**Written problem:** Filter the records for lines holding the string "Serial".

(Extracted data entries)
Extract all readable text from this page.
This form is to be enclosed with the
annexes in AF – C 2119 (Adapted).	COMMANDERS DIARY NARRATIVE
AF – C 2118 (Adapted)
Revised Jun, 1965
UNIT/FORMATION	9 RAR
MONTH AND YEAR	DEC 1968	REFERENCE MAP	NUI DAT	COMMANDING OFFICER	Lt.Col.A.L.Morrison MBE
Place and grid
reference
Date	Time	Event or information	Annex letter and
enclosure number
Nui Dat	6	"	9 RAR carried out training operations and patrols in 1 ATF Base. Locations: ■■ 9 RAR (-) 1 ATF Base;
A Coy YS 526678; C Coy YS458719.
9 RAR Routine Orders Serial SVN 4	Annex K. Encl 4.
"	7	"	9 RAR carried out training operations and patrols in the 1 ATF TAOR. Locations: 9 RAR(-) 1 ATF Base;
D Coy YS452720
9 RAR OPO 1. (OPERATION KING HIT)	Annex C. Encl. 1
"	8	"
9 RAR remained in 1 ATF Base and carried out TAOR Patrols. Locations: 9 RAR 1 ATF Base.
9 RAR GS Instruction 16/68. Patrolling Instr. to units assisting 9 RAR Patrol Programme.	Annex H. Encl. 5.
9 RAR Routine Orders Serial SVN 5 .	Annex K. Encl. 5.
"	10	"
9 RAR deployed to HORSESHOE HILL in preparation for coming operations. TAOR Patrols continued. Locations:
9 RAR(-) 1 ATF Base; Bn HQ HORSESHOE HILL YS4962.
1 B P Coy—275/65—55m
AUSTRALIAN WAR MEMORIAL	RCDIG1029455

**The completed task:**
9 RAR Routine Orders Serial SVN 4	Annex K. Encl 4.
9 RAR Routine Orders Serial SVN 5 .	Annex K. Encl. 5.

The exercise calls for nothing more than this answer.